**PROBLEM STATEMENT**. In the passage about Austin below, copy the section from "Moonshine and the" up to and including "to look around.", switching every "bees" to "wasps".

**DOCUMENT SEGMENT**.
§
Moonshine and the Arrival of the Bats
The air was rich with the pungent smell of guano and stale garbage. The heat was a pervasive second layer, a turtleneck sweater in mid-August. I wrung out my hands, clammy from the change in temperature, and sucked down a banana snow cone in the company of bees. I never knew bees liked bananas. My crew and I, we had stumbled across a series of food trucks, a ubiquitous sight in Austin, Texas, and settled beneath tilting umbrellas for a breather in the shade. We had marched up and down South Congress Street for the better part of 2 hours, stopping periodically in boutiques and knick knackeries to look around.
§
**DATA RECORDS**.

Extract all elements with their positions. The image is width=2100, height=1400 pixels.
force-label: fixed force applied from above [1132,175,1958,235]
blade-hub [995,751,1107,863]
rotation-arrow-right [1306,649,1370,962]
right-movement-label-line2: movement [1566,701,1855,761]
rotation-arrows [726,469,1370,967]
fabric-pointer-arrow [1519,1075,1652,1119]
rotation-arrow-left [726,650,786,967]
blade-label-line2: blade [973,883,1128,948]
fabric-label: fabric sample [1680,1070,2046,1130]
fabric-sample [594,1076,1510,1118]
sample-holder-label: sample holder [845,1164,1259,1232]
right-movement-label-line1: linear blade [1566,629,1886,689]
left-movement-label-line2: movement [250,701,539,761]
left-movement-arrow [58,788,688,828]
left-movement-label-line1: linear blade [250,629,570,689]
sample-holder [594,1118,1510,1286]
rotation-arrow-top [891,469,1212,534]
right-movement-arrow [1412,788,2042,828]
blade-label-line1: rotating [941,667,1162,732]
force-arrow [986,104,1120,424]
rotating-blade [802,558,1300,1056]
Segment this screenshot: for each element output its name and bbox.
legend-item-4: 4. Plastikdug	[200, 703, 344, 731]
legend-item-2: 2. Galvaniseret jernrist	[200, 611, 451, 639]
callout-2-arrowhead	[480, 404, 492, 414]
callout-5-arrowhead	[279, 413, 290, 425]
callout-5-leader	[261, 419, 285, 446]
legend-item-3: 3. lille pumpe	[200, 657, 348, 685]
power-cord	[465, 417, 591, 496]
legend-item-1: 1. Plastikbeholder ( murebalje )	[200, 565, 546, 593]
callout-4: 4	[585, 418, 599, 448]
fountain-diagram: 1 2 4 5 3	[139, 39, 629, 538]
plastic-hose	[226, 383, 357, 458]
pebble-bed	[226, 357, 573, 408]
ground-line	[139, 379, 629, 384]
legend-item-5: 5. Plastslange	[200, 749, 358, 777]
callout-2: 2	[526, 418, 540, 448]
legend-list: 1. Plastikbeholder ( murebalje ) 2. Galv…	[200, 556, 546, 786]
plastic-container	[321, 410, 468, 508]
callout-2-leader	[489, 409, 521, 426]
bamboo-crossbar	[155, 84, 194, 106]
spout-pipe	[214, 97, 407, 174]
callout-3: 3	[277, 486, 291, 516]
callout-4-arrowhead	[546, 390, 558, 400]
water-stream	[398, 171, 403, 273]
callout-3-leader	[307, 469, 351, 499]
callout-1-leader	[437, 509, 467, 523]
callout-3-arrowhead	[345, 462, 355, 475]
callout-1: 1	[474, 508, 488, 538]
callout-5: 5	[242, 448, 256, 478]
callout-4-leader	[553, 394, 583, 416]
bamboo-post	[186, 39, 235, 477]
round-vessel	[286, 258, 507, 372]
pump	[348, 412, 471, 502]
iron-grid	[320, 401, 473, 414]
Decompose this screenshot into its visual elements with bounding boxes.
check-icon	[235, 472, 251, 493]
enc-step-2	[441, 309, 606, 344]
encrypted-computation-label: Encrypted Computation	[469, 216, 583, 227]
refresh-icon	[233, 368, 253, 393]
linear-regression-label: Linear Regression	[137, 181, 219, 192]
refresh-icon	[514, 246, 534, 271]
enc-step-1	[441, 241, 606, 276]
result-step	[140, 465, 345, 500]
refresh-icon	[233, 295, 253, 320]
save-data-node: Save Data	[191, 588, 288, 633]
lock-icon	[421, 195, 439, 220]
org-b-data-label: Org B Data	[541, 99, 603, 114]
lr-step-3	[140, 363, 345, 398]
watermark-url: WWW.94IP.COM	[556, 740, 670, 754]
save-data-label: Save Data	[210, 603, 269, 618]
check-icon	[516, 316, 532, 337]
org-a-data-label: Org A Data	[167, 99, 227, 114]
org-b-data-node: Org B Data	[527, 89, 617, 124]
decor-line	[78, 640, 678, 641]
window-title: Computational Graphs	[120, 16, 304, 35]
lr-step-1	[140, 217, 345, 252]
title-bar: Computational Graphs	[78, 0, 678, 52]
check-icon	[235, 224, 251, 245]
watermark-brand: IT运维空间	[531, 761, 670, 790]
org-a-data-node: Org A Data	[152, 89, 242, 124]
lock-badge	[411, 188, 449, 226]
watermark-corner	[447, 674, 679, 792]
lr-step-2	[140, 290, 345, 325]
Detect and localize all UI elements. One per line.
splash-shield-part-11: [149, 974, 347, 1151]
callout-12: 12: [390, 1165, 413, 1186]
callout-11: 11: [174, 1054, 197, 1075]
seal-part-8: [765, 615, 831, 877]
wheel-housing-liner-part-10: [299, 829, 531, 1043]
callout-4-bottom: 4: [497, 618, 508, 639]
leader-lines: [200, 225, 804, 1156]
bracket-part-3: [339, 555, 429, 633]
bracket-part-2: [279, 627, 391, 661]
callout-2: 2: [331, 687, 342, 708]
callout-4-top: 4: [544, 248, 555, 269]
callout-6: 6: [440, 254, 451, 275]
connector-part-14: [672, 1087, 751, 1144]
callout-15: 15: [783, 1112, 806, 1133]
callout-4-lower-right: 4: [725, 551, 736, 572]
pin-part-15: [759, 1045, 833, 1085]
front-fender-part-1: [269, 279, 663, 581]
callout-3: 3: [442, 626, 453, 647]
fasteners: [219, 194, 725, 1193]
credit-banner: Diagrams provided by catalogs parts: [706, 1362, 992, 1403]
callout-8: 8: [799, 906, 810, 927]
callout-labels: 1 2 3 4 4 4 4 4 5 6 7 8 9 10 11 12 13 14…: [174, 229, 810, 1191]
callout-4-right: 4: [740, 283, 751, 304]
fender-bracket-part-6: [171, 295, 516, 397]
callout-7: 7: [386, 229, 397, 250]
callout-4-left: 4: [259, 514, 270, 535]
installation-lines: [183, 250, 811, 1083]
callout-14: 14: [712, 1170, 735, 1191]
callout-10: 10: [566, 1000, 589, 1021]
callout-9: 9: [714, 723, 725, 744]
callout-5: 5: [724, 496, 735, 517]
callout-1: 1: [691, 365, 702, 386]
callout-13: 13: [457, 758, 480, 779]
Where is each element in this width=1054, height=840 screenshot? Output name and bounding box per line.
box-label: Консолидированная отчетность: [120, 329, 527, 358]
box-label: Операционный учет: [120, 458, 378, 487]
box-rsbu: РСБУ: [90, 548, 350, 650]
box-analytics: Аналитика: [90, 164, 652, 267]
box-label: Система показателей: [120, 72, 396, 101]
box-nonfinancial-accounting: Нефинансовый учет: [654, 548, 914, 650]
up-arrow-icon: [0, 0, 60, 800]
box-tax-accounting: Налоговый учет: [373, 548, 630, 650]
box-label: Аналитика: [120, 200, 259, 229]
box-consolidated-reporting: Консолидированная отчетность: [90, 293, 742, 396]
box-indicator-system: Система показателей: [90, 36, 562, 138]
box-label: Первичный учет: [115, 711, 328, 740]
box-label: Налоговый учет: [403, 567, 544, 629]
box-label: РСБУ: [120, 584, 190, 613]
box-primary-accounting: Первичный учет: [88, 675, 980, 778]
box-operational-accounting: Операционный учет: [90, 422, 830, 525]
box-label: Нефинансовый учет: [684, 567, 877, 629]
§
**RESPONSE TO THE TASK**.
Moonshine and the Arrival of the Bats
The air was rich with the pungent smell of guano and stale garbage. The heat was a pervasive second layer, a turtleneck sweater in mid-August. I wrung out my hands, clammy from the change in temperature, and sucked down a banana snow cone in the company of wasps. I never knew wasps liked bananas. My crew and I, we had stumbled across a series of food trucks, a ubiquitous sight in Austin, Texas, and settled beneath tilting umbrellas for a breather in the shade. We had marched up and down South Congress Street for the better part of 2 hours, stopping periodically in boutiques and knick knackeries to look around.